-- start Records for processing --

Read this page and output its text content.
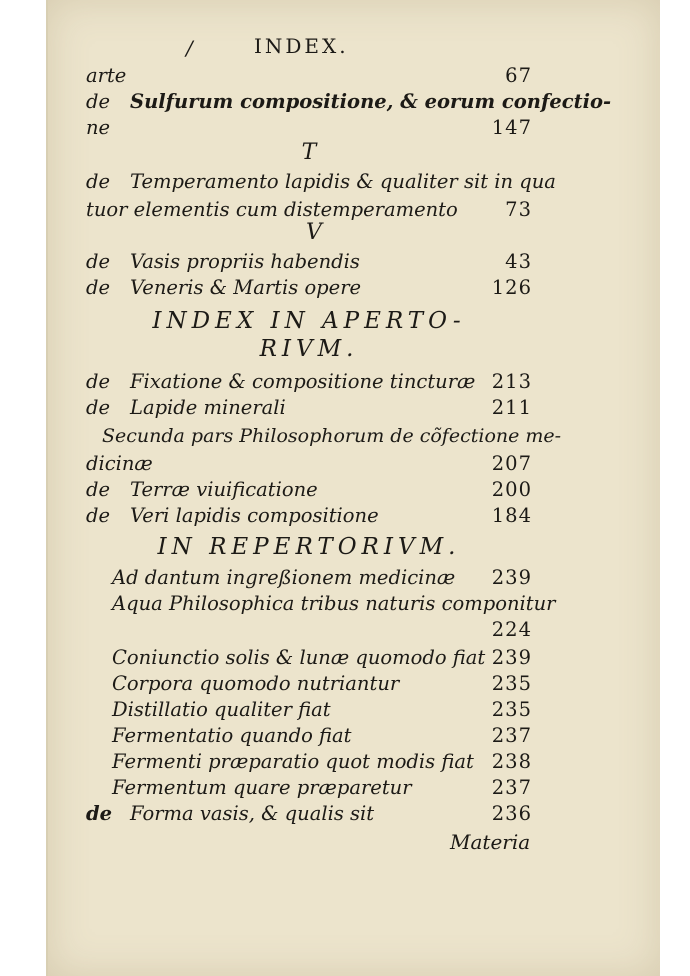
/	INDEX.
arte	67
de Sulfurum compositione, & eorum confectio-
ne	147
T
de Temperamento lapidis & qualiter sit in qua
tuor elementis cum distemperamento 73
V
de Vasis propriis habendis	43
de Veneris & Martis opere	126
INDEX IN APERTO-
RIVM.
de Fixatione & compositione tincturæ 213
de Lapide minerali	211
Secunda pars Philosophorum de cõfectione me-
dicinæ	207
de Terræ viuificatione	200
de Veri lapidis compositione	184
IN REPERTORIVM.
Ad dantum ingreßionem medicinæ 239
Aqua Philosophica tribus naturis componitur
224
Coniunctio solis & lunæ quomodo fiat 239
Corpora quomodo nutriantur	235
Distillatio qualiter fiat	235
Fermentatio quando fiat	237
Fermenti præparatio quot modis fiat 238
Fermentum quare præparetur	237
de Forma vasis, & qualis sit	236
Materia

-- end Records for processing --

Exercise instructions: Search the listing for the string "fiat". Copy each line where it turns up.

Answer to this problem:
Coniunctio solis & lunæ quomodo fiat 239
Distillatio qualiter fiat	235
Fermentatio quando fiat	237
Fermenti præparatio quot modis fiat 238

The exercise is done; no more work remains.